**REQUIRED WORK:**
Exactly repeat the full listing that follows.

**Stored items:**

....................

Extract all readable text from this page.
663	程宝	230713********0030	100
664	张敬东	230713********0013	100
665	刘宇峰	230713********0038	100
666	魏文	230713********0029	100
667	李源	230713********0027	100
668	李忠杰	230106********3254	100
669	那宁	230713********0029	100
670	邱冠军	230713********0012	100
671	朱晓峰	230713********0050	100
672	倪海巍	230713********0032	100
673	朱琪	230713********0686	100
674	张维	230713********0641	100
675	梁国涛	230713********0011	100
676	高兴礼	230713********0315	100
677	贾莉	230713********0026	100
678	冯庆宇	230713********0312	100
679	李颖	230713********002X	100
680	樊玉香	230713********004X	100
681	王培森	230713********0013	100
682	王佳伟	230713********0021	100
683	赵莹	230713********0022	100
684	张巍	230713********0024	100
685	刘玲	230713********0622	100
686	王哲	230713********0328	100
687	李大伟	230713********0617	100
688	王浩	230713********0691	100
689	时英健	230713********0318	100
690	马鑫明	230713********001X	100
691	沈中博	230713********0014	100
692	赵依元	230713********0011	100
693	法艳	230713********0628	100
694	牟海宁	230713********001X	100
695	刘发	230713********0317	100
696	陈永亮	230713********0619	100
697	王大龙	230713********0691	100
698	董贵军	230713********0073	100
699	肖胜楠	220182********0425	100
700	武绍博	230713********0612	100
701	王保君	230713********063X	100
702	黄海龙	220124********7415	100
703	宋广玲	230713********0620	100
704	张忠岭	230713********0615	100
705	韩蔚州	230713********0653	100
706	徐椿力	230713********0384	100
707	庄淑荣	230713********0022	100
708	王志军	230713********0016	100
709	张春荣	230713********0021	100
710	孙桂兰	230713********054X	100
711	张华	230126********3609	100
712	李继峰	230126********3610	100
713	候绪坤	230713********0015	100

....................

**EXERCISE OUTPUT:**
Extract all readable text from this page.
663	程宝	230713********0030	100
664	张敬东	230713********0013	100
665	刘宇峰	230713********0038	100
666	魏文	230713********0029	100
667	李源	230713********0027	100
668	李忠杰	230106********3254	100
669	那宁	230713********0029	100
670	邱冠军	230713********0012	100
671	朱晓峰	230713********0050	100
672	倪海巍	230713********0032	100
673	朱琪	230713********0686	100
674	张维	230713********0641	100
675	梁国涛	230713********0011	100
676	高兴礼	230713********0315	100
677	贾莉	230713********0026	100
678	冯庆宇	230713********0312	100
679	李颖	230713********002X	100
680	樊玉香	230713********004X	100
681	王培森	230713********0013	100
682	王佳伟	230713********0021	100
683	赵莹	230713********0022	100
684	张巍	230713********0024	100
685	刘玲	230713********0622	100
686	王哲	230713********0328	100
687	李大伟	230713********0617	100
688	王浩	230713********0691	100
689	时英健	230713********0318	100
690	马鑫明	230713********001X	100
691	沈中博	230713********0014	100
692	赵依元	230713********0011	100
693	法艳	230713********0628	100
694	牟海宁	230713********001X	100
695	刘发	230713********0317	100
696	陈永亮	230713********0619	100
697	王大龙	230713********0691	100
698	董贵军	230713********0073	100
699	肖胜楠	220182********0425	100
700	武绍博	230713********0612	100
701	王保君	230713********063X	100
702	黄海龙	220124********7415	100
703	宋广玲	230713********0620	100
704	张忠岭	230713********0615	100
705	韩蔚州	230713********0653	100
706	徐椿力	230713********0384	100
707	庄淑荣	230713********0022	100
708	王志军	230713********0016	100
709	张春荣	230713********0021	100
710	孙桂兰	230713********054X	100
711	张华	230126********3609	100
712	李继峰	230126********3610	100
713	候绪坤	230713********0015	100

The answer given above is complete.